--- Start SUPPLIED DATA ---
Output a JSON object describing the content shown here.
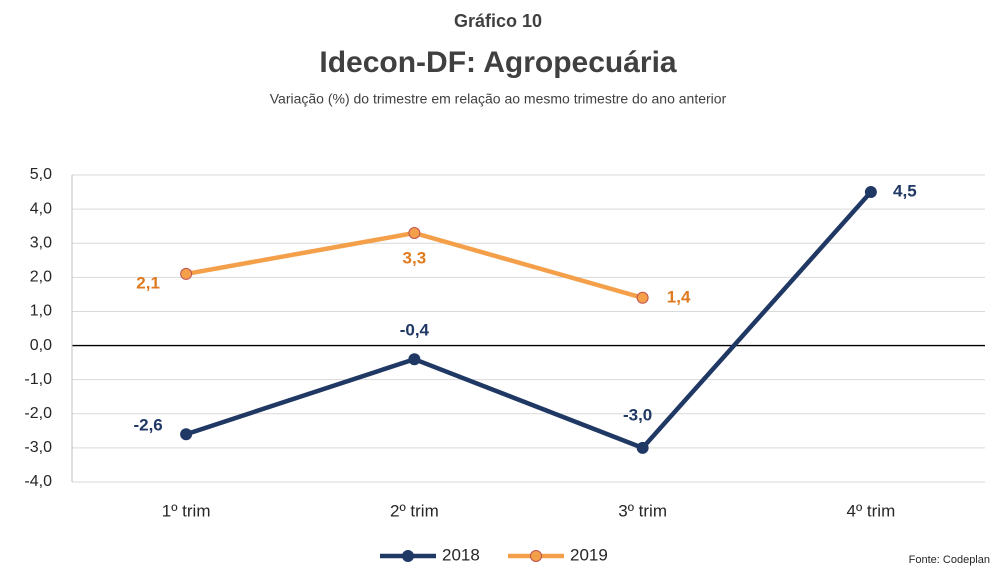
{
  "chart_data": {
    "type": "line",
    "kicker": "Gráfico 10",
    "title": "Idecon-DF: Agropecuária",
    "subtitle": "Variação (%) do trimestre em relação ao mesmo trimestre do ano anterior",
    "source": "Fonte: Codeplan",
    "categories": [
      "1º trim",
      "2º trim",
      "3º trim",
      "4º trim"
    ],
    "series": [
      {
        "name": "2018",
        "color": "#203864",
        "values": [
          -2.6,
          -0.4,
          -3.0,
          4.5
        ],
        "value_labels": [
          "-2,6",
          "-0,4",
          "-3,0",
          "4,5"
        ]
      },
      {
        "name": "2019",
        "color": "#f4a04a",
        "label_color": "#e07a1f",
        "values": [
          2.1,
          3.3,
          1.4,
          null
        ],
        "value_labels": [
          "2,1",
          "3,3",
          "1,4",
          null
        ]
      }
    ],
    "ylim": [
      -4,
      5
    ],
    "yticks": [
      {
        "value": 5,
        "label": "5,0"
      },
      {
        "value": 4,
        "label": "4,0"
      },
      {
        "value": 3,
        "label": "3,0"
      },
      {
        "value": 2,
        "label": "2,0"
      },
      {
        "value": 1,
        "label": "1,0"
      },
      {
        "value": 0,
        "label": "0,0"
      },
      {
        "value": -1,
        "label": "-1,0"
      },
      {
        "value": -2,
        "label": "-2,0"
      },
      {
        "value": -3,
        "label": "-3,0"
      },
      {
        "value": -4,
        "label": "-4,0"
      }
    ],
    "grid": true,
    "legend": "bottom"
  }
}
--- End SUPPLIED DATA ---
» YOUR TASK: Write every record out again exactly; no pictures belong in the copy.

» EXERCISE RESPONSE:
Output a JSON object describing the content shown here.
{
  "chart_data": {
    "type": "line",
    "kicker": "Gráfico 10",
    "title": "Idecon-DF: Agropecuária",
    "subtitle": "Variação (%) do trimestre em relação ao mesmo trimestre do ano anterior",
    "source": "Fonte: Codeplan",
    "categories": [
      "1º trim",
      "2º trim",
      "3º trim",
      "4º trim"
    ],
    "series": [
      {
        "name": "2018",
        "color": "#203864",
        "values": [
          -2.6,
          -0.4,
          -3.0,
          4.5
        ],
        "value_labels": [
          "-2,6",
          "-0,4",
          "-3,0",
          "4,5"
        ]
      },
      {
        "name": "2019",
        "color": "#f4a04a",
        "label_color": "#e07a1f",
        "values": [
          2.1,
          3.3,
          1.4,
          null
        ],
        "value_labels": [
          "2,1",
          "3,3",
          "1,4",
          null
        ]
      }
    ],
    "ylim": [
      -4,
      5
    ],
    "yticks": [
      {
        "value": 5,
        "label": "5,0"
      },
      {
        "value": 4,
        "label": "4,0"
      },
      {
        "value": 3,
        "label": "3,0"
      },
      {
        "value": 2,
        "label": "2,0"
      },
      {
        "value": 1,
        "label": "1,0"
      },
      {
        "value": 0,
        "label": "0,0"
      },
      {
        "value": -1,
        "label": "-1,0"
      },
      {
        "value": -2,
        "label": "-2,0"
      },
      {
        "value": -3,
        "label": "-3,0"
      },
      {
        "value": -4,
        "label": "-4,0"
      }
    ],
    "grid": true,
    "legend": "bottom"
  }
}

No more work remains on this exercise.